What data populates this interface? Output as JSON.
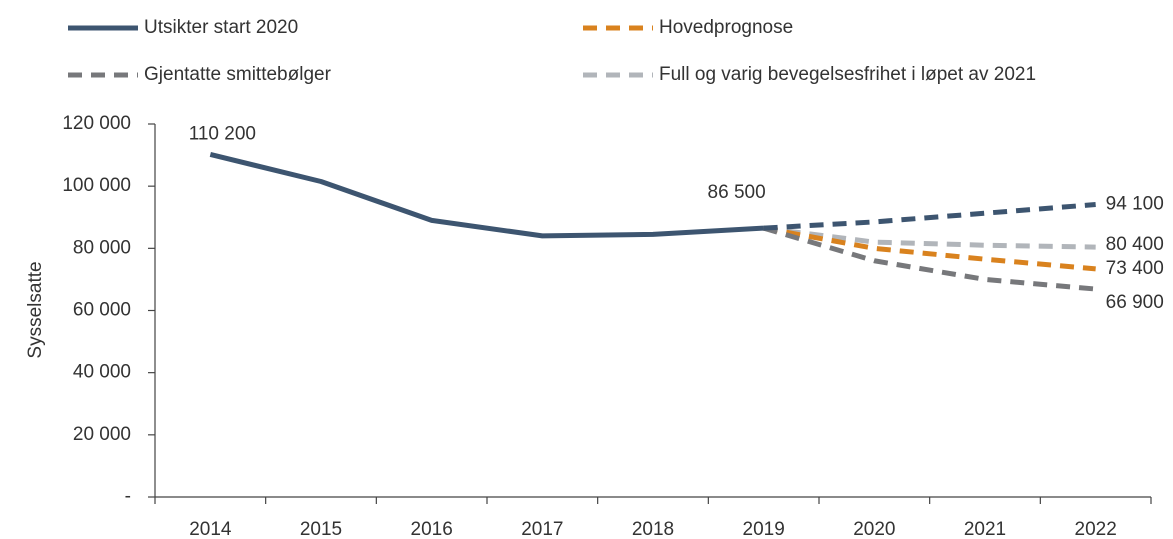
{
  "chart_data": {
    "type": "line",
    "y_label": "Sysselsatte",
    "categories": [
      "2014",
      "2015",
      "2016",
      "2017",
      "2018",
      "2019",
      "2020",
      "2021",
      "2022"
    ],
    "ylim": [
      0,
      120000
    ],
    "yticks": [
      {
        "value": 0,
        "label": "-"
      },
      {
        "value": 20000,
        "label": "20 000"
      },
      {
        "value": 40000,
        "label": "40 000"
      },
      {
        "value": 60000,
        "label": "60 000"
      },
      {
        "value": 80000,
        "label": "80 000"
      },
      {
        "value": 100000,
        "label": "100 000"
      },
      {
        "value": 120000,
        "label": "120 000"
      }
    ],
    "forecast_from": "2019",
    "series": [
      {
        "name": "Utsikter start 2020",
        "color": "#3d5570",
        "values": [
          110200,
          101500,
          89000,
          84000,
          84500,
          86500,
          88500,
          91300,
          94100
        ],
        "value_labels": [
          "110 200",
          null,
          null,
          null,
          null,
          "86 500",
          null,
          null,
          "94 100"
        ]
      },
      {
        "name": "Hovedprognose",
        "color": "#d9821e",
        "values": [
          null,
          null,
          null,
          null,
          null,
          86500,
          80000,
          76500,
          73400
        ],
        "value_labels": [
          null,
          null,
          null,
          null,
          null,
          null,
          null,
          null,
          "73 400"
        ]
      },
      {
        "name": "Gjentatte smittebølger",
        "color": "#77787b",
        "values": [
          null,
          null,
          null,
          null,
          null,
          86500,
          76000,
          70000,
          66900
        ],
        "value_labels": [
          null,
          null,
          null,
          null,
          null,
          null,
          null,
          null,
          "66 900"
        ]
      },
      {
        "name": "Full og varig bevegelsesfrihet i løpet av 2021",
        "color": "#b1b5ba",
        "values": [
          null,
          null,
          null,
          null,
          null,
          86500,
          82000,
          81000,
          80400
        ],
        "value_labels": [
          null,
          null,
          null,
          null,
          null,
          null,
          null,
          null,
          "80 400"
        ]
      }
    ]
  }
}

________

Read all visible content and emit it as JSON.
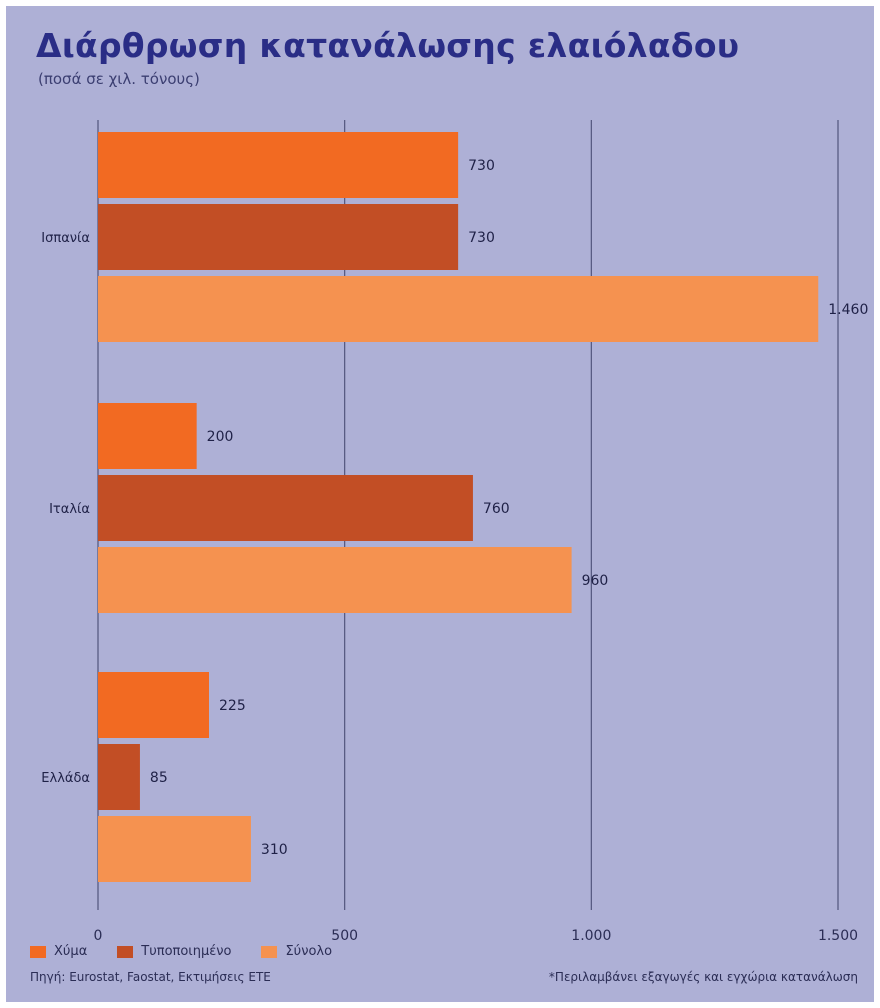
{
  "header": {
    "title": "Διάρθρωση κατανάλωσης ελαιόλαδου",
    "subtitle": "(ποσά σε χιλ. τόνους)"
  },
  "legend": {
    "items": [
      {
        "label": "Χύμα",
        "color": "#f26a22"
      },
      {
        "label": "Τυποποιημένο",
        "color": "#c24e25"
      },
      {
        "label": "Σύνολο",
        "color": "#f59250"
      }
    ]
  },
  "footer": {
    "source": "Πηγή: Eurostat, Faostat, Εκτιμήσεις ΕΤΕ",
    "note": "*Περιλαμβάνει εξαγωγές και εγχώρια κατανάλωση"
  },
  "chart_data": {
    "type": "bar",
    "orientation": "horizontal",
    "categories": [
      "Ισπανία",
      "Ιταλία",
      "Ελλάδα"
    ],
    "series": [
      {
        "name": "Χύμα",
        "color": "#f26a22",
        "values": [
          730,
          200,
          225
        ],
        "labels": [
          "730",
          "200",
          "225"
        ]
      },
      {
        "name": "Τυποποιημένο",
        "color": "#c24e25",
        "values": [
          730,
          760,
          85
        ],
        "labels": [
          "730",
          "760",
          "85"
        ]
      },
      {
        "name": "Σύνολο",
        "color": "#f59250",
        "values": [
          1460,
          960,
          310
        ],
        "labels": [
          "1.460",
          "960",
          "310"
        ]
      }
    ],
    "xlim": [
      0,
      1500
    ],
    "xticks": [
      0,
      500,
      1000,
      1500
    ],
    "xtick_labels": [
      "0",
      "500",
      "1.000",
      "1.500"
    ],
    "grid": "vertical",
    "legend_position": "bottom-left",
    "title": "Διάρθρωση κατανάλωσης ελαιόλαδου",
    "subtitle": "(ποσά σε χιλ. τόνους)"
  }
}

________

• _Problem requirements_: Tally the lines of the listing above that include the word "JSON". Answer with the number alone.

• _The response_: 2